(Short problem): Copy all the material below, exactly as it stands.
** start of Records for processing **
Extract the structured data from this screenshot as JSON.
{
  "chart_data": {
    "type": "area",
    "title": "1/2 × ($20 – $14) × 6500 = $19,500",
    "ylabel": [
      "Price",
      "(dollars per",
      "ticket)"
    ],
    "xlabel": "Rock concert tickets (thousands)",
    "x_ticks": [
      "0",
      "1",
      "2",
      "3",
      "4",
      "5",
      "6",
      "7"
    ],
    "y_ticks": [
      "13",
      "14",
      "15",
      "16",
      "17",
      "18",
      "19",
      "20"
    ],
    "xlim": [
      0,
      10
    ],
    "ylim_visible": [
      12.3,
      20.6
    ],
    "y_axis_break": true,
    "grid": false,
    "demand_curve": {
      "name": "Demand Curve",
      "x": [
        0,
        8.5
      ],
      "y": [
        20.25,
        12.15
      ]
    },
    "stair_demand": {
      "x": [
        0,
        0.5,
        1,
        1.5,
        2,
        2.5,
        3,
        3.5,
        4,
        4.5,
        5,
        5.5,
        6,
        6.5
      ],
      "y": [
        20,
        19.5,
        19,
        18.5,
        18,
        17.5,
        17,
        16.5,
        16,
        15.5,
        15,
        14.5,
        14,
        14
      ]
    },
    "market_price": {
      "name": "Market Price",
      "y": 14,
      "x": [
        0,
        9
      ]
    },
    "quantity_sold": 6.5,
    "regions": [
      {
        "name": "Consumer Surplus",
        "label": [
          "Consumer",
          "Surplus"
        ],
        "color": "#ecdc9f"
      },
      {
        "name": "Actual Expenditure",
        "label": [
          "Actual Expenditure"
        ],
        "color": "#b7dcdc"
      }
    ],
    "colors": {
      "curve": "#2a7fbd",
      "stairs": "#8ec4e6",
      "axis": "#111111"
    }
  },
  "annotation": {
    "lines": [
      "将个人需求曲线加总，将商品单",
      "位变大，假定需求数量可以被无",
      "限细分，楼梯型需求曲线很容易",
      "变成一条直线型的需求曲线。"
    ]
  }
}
** end of Records for processing **
(Answer for the task):
Extract the structured data from this screenshot as JSON.
{
  "chart_data": {
    "type": "area",
    "title": "1/2 × ($20 – $14) × 6500 = $19,500",
    "ylabel": [
      "Price",
      "(dollars per",
      "ticket)"
    ],
    "xlabel": "Rock concert tickets (thousands)",
    "x_ticks": [
      "0",
      "1",
      "2",
      "3",
      "4",
      "5",
      "6",
      "7"
    ],
    "y_ticks": [
      "13",
      "14",
      "15",
      "16",
      "17",
      "18",
      "19",
      "20"
    ],
    "xlim": [
      0,
      10
    ],
    "ylim_visible": [
      12.3,
      20.6
    ],
    "y_axis_break": true,
    "grid": false,
    "demand_curve": {
      "name": "Demand Curve",
      "x": [
        0,
        8.5
      ],
      "y": [
        20.25,
        12.15
      ]
    },
    "stair_demand": {
      "x": [
        0,
        0.5,
        1,
        1.5,
        2,
        2.5,
        3,
        3.5,
        4,
        4.5,
        5,
        5.5,
        6,
        6.5
      ],
      "y": [
        20,
        19.5,
        19,
        18.5,
        18,
        17.5,
        17,
        16.5,
        16,
        15.5,
        15,
        14.5,
        14,
        14
      ]
    },
    "market_price": {
      "name": "Market Price",
      "y": 14,
      "x": [
        0,
        9
      ]
    },
    "quantity_sold": 6.5,
    "regions": [
      {
        "name": "Consumer Surplus",
        "label": [
          "Consumer",
          "Surplus"
        ],
        "color": "#ecdc9f"
      },
      {
        "name": "Actual Expenditure",
        "label": [
          "Actual Expenditure"
        ],
        "color": "#b7dcdc"
      }
    ],
    "colors": {
      "curve": "#2a7fbd",
      "stairs": "#8ec4e6",
      "axis": "#111111"
    }
  },
  "annotation": {
    "lines": [
      "将个人需求曲线加总，将商品单",
      "位变大，假定需求数量可以被无",
      "限细分，楼梯型需求曲线很容易",
      "变成一条直线型的需求曲线。"
    ]
  }
}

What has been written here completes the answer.